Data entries
--- Begin ---

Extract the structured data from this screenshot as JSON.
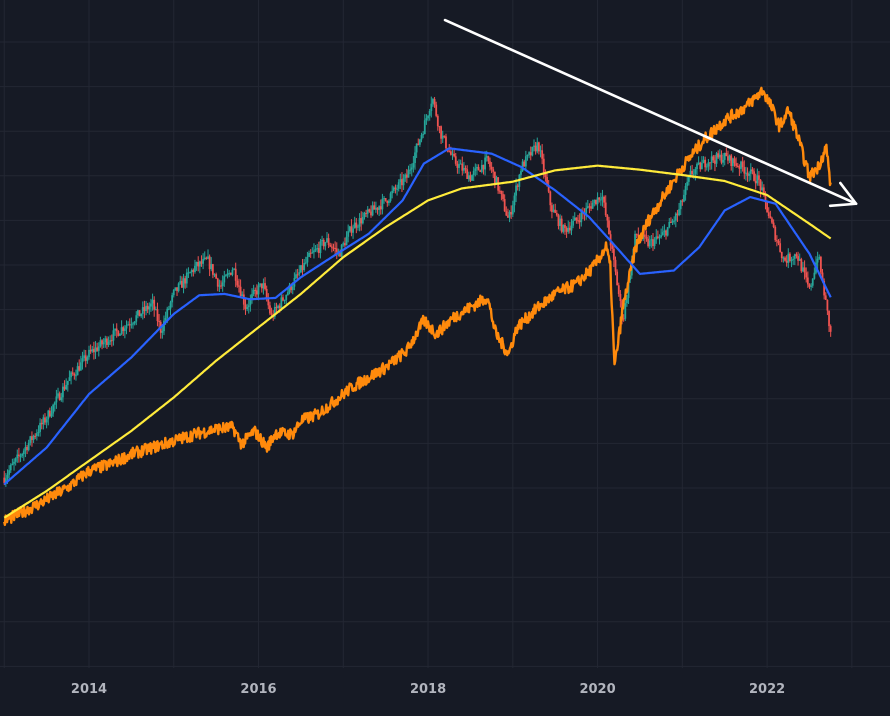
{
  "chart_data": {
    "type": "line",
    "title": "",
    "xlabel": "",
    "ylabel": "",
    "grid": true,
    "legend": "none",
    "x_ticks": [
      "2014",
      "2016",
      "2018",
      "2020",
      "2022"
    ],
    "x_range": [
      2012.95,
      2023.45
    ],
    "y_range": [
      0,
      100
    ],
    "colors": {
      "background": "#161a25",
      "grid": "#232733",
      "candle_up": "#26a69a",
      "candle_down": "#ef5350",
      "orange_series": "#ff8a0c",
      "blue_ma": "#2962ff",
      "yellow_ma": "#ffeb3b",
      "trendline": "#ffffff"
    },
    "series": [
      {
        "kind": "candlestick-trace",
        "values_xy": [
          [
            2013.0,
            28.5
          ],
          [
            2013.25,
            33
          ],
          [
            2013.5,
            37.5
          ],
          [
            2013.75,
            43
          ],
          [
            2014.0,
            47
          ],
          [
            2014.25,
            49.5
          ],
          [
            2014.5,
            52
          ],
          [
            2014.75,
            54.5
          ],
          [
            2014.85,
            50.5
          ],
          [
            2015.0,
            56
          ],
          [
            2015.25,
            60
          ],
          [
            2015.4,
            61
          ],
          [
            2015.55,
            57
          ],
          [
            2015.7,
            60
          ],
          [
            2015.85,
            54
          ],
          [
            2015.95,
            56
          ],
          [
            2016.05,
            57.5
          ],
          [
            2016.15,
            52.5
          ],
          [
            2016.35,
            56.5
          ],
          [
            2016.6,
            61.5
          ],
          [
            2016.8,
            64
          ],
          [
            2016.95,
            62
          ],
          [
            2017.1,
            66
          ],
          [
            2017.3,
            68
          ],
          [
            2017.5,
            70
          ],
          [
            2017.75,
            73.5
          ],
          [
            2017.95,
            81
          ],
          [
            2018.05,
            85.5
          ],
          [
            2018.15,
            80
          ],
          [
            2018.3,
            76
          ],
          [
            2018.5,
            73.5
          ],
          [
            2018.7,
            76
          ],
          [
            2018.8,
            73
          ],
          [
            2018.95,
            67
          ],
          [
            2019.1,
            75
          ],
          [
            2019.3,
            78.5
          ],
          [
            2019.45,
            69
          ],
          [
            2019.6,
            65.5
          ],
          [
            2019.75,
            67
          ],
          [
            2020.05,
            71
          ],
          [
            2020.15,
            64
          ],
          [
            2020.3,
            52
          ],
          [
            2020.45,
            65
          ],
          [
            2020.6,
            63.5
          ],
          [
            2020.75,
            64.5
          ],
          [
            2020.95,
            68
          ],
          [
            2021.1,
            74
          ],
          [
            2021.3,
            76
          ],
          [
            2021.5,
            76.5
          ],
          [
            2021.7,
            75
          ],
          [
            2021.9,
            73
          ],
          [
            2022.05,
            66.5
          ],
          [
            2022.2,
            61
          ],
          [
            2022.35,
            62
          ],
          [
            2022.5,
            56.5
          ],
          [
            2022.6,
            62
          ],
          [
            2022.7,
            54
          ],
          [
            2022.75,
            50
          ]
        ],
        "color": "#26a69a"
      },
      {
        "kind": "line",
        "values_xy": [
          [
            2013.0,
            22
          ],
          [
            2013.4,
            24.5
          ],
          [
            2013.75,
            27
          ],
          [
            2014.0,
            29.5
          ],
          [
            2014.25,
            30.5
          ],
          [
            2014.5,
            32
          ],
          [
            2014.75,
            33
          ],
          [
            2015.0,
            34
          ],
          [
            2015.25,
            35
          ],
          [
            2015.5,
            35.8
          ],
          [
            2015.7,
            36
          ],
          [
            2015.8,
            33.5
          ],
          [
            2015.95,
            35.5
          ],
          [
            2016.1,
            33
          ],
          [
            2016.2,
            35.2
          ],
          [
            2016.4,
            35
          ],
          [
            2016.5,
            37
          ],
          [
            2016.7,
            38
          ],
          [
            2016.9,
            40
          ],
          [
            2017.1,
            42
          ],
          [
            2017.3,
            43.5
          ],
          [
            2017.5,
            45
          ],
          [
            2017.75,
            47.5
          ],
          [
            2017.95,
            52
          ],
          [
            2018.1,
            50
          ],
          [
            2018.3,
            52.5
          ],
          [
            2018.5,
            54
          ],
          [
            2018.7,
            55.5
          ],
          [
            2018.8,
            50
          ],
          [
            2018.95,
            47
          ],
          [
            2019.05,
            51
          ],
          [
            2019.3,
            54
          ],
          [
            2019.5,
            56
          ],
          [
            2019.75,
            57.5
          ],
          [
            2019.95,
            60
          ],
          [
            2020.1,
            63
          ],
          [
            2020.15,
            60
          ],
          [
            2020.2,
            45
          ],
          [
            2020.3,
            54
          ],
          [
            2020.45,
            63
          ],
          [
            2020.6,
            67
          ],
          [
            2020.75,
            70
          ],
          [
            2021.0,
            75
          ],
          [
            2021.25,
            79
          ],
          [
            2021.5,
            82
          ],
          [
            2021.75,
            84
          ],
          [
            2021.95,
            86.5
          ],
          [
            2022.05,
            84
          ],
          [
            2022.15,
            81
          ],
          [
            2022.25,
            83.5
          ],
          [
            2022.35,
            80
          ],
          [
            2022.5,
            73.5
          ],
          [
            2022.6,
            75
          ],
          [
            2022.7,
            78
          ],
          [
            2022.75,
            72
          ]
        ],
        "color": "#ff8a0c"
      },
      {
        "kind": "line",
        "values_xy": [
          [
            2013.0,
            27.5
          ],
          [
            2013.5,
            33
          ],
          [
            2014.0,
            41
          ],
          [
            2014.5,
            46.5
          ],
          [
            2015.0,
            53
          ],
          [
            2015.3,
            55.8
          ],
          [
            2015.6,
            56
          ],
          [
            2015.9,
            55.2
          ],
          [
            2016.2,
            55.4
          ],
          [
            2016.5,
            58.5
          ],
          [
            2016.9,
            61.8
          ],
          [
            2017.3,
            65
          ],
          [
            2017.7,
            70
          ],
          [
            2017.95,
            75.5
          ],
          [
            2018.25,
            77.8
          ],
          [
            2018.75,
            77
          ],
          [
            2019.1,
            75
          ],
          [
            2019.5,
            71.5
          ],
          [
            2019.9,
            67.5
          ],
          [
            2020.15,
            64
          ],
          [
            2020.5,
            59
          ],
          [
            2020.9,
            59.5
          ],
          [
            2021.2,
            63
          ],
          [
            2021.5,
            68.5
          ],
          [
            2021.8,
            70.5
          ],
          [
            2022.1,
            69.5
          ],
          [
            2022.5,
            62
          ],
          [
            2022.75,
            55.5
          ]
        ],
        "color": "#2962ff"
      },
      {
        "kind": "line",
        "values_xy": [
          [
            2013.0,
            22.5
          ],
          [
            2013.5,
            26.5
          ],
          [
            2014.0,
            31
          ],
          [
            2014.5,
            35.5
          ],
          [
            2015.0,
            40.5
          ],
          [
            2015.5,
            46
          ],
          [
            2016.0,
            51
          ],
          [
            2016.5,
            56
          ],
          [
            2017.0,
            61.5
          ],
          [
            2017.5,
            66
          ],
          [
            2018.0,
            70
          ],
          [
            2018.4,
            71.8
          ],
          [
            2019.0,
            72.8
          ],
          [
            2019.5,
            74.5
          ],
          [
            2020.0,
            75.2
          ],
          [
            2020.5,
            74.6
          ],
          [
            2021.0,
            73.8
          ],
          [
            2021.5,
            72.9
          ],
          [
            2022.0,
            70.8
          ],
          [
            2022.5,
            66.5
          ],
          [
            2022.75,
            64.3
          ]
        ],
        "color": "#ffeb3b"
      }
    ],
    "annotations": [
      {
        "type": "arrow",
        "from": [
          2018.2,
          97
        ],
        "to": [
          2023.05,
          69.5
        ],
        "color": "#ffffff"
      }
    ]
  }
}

--- End ---
--- Begin ---

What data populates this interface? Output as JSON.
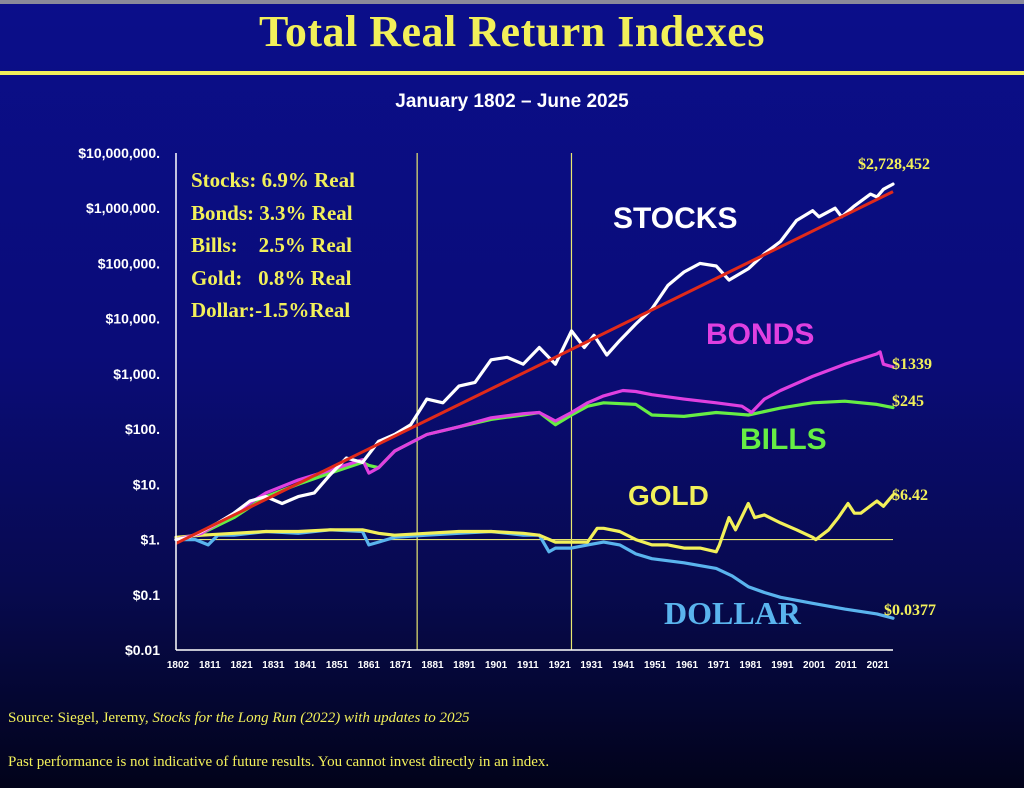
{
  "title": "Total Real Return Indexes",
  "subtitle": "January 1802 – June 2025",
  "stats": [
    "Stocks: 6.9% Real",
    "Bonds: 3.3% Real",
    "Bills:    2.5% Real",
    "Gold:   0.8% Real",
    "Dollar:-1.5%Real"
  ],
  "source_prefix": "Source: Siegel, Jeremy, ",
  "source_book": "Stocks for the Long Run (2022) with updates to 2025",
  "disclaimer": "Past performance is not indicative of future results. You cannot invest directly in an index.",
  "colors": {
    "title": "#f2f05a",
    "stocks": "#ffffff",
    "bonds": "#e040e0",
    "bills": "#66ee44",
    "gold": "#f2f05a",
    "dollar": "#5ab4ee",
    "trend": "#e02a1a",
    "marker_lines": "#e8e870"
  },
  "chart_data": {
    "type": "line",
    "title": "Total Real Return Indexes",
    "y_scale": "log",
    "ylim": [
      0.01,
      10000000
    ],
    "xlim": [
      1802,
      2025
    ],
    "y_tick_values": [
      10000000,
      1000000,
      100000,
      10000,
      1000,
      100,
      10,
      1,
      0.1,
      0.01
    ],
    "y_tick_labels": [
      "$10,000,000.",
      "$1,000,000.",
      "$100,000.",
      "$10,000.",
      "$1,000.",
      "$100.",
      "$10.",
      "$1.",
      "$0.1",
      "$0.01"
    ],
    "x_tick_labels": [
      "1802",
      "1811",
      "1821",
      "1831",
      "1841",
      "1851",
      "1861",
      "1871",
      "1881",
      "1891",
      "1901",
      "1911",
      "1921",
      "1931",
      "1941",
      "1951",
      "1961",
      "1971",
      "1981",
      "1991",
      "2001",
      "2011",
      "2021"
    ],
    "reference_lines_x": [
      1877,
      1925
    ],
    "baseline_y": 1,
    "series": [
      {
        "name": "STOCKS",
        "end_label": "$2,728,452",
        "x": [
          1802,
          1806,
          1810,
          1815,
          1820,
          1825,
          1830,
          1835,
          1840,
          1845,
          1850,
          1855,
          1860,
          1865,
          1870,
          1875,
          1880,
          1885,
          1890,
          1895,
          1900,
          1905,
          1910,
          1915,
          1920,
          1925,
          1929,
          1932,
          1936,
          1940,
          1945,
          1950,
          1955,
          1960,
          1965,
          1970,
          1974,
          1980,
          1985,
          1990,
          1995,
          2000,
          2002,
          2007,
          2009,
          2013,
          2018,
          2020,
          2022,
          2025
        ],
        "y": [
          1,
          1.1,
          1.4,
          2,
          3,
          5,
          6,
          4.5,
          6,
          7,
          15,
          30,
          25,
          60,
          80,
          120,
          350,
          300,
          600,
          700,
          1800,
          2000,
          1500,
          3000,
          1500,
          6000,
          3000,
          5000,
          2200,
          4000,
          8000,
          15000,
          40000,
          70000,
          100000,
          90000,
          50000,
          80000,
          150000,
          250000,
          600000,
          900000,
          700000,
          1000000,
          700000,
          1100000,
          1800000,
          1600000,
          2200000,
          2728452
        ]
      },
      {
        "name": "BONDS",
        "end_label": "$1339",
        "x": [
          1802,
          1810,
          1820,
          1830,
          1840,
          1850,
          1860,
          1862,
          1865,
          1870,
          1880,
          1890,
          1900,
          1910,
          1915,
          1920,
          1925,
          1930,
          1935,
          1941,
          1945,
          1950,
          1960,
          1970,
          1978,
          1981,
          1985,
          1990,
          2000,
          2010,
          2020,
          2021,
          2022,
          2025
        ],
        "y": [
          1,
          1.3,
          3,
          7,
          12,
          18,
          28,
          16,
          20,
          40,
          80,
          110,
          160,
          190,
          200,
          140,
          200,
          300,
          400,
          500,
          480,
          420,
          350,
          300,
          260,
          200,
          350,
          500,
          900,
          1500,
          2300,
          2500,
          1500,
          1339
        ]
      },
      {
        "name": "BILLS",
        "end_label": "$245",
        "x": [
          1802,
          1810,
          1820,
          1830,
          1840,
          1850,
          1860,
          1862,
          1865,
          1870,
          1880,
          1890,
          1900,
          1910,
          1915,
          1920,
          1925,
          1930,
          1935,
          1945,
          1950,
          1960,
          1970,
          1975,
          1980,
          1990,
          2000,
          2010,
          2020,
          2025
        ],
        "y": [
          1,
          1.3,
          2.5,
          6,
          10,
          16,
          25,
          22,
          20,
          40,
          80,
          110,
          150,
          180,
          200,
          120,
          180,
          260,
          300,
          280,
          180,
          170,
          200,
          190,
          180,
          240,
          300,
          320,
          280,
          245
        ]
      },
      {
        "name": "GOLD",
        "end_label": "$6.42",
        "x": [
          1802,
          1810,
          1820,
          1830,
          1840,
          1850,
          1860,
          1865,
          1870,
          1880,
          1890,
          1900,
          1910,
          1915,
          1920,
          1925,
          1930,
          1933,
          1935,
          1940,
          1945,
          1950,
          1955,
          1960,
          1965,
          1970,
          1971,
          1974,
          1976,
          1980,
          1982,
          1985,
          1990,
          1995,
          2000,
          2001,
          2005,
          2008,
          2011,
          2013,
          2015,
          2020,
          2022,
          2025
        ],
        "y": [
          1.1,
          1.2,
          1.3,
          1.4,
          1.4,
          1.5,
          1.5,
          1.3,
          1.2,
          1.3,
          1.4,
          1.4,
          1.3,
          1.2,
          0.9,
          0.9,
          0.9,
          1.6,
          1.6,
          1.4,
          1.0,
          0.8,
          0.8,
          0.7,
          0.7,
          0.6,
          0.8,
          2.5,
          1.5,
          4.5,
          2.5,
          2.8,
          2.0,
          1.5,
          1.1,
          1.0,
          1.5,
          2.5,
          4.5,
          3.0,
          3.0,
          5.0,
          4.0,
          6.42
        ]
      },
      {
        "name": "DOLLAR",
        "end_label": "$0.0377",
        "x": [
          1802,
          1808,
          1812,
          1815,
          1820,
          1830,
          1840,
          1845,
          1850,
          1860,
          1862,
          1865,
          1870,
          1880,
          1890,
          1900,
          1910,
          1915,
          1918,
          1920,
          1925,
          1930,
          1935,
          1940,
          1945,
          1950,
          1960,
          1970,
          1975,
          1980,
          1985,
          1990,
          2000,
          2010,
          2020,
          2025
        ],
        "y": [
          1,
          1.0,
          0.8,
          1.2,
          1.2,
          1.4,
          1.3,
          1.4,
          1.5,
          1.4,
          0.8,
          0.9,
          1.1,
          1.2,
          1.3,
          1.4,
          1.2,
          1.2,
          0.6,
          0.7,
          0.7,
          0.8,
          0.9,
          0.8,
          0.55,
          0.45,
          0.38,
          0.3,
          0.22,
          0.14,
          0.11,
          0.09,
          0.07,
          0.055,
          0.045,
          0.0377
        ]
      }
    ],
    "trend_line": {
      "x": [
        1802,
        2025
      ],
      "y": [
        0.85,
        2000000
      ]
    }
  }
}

--- End ---
--- Begin ---

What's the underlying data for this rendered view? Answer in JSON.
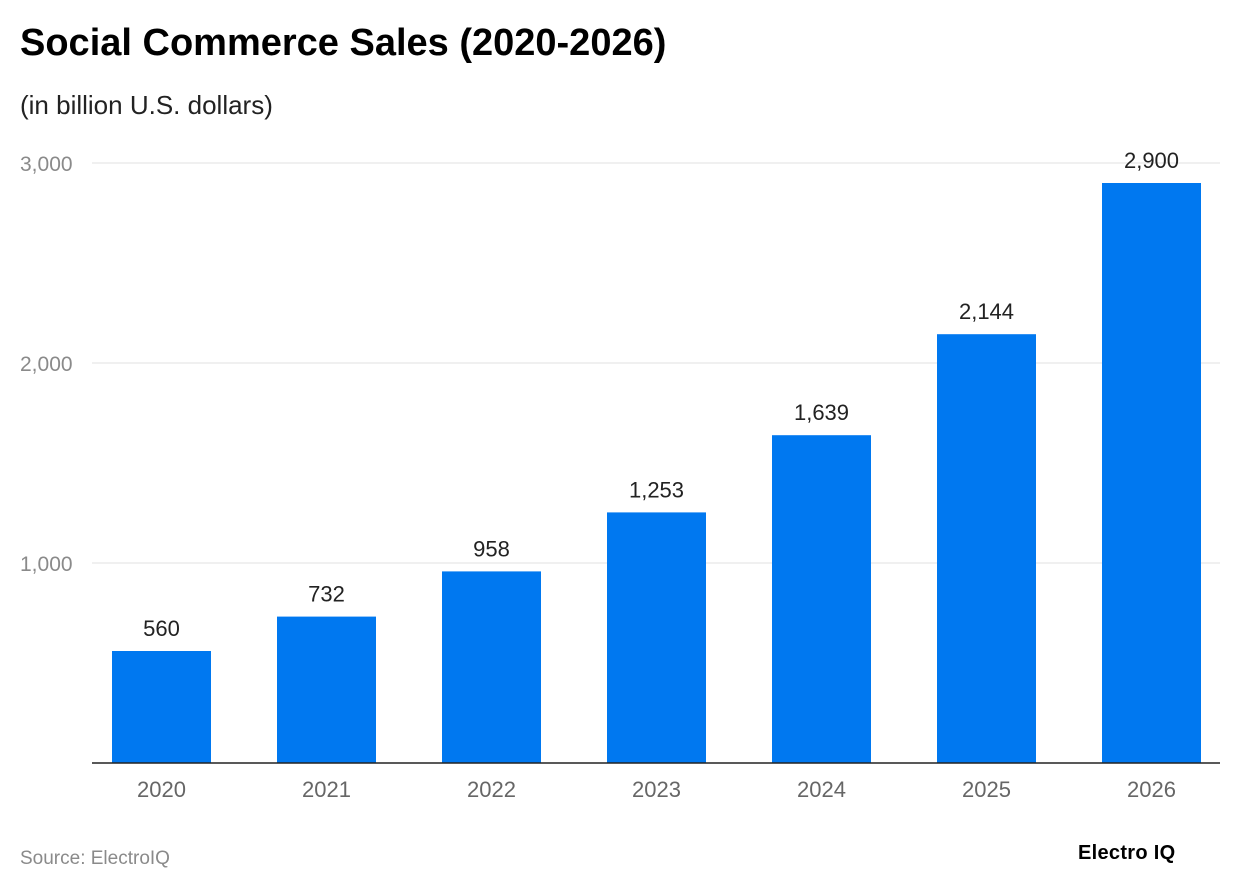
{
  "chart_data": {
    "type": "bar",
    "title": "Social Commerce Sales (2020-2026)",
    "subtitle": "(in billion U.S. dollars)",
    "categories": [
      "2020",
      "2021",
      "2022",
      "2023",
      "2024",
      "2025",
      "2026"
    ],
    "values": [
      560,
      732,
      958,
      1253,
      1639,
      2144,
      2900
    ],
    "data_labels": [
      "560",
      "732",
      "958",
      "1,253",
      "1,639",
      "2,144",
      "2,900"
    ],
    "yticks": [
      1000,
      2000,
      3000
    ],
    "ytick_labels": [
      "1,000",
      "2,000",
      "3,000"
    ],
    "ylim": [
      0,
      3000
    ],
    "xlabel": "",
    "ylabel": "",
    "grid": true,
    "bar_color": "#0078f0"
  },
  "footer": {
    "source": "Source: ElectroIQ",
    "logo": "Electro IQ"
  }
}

--- End ---

▶ Request
Write out every line of the entries that holds the word "Total".

▶ The output
  "title": "Total Real Return Indexes",
    "title": "Total Real Return Indexes",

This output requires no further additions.